§ PROBLEM TO WORK ON
List the lines of this listing that hold the word "الكتاب".

Source records
============

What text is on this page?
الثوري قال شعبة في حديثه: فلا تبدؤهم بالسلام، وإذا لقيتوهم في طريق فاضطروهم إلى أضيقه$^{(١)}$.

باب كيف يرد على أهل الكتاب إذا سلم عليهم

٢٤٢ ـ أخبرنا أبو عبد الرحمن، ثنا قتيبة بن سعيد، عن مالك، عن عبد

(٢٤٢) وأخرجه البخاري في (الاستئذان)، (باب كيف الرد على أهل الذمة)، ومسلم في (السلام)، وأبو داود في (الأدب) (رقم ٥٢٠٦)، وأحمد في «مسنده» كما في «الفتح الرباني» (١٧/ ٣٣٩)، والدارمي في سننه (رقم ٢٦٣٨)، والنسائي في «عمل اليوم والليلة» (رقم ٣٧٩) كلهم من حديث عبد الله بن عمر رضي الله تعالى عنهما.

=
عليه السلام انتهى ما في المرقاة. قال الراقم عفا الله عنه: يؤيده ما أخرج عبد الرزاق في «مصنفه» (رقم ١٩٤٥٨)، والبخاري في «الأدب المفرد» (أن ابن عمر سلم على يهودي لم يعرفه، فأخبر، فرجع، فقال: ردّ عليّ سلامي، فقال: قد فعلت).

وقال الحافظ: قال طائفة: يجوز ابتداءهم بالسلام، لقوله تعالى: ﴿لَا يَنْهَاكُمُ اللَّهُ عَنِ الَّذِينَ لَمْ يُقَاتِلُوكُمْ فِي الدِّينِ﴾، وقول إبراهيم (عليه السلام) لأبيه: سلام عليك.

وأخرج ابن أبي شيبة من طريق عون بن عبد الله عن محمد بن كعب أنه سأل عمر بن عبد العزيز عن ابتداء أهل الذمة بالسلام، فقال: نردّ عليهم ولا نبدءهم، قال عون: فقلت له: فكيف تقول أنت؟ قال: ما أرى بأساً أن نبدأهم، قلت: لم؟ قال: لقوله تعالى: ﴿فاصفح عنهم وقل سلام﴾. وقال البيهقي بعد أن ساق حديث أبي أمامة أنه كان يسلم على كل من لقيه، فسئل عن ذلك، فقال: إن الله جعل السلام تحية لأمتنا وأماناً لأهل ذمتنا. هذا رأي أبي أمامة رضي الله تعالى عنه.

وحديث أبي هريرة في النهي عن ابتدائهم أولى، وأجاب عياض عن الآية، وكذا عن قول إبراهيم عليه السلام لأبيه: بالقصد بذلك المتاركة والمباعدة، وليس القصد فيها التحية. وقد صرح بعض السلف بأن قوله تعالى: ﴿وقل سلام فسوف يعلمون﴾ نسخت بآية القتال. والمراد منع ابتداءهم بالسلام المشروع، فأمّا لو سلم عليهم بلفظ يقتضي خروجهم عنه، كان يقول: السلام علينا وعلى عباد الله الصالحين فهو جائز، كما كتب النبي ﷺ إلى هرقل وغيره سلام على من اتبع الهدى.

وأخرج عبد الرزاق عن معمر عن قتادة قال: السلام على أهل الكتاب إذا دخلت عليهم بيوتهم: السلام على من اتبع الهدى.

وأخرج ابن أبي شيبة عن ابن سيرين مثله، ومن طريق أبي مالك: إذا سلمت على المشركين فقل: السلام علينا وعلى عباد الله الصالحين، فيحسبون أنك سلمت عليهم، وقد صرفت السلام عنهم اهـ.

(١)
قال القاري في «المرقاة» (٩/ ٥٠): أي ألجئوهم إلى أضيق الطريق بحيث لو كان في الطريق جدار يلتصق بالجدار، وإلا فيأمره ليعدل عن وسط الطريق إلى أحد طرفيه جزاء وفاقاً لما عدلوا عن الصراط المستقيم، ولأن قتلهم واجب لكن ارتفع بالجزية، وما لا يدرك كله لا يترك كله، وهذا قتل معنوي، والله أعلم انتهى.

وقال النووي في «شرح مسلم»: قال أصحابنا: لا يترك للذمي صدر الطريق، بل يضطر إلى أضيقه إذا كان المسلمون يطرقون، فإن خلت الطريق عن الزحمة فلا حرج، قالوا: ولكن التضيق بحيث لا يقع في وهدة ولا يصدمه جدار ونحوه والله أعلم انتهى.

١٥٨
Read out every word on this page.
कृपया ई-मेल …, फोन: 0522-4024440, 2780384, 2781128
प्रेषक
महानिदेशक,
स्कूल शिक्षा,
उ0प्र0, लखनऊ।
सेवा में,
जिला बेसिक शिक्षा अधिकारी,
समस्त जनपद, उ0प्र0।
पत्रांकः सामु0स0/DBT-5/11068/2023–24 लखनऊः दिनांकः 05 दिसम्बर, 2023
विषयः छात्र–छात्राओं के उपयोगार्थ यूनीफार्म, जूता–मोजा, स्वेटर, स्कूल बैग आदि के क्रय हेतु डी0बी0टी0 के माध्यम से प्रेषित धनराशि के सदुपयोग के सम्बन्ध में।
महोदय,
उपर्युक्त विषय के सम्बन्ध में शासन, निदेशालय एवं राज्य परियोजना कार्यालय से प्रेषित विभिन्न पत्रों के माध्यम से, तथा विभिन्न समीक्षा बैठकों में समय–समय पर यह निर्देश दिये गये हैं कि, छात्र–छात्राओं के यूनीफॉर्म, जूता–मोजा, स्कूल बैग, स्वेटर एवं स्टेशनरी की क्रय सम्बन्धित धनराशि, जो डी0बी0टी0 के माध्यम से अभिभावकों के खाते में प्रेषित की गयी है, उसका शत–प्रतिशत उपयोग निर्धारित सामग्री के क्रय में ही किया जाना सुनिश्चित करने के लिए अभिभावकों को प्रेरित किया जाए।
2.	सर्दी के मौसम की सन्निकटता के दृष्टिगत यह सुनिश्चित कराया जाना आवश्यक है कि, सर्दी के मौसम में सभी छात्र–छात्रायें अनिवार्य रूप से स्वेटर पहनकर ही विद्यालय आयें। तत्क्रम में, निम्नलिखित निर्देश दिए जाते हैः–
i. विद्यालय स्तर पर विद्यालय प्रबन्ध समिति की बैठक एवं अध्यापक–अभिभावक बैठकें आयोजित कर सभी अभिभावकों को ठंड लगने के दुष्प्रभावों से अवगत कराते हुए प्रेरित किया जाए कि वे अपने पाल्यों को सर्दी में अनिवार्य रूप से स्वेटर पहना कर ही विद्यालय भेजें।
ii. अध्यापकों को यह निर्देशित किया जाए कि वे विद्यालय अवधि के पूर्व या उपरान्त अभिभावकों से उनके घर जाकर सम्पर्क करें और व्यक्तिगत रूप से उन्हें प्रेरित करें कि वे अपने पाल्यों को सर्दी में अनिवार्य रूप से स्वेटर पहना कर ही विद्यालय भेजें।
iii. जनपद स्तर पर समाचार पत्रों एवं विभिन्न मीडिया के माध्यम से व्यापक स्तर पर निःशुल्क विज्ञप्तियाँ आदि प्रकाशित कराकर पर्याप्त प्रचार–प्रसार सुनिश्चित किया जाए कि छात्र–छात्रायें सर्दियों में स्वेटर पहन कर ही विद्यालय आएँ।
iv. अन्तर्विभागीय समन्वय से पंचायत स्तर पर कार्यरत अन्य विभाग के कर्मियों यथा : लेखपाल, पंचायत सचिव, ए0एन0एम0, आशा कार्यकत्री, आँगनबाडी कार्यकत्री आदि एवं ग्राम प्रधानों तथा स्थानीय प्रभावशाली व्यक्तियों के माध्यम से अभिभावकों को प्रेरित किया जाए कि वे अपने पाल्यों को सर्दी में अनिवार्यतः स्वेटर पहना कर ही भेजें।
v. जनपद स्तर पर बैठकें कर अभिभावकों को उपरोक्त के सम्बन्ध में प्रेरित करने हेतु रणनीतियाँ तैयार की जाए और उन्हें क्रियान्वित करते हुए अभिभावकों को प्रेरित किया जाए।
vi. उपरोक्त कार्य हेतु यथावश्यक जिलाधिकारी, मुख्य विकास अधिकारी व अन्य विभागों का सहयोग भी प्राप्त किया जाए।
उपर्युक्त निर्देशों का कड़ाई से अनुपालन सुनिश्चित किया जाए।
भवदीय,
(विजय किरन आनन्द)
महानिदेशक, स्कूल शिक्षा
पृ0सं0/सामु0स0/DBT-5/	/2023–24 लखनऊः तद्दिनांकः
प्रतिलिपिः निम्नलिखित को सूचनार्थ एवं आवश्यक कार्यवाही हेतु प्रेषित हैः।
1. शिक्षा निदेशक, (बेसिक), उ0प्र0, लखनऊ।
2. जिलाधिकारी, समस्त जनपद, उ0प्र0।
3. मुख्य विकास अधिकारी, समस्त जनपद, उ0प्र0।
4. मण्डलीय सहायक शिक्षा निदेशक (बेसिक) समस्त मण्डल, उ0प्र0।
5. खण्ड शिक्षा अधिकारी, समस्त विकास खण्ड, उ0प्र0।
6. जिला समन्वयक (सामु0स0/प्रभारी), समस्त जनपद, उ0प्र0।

============

§ CORRECT RESULT
باب كيف يرد على أهل الكتاب إذا سلم عليهم
وأخرج عبد الرزاق عن معمر عن قتادة قال: السلام على أهل الكتاب إذا دخلت عليهم بيوتهم: السلام على من اتبع الهدى.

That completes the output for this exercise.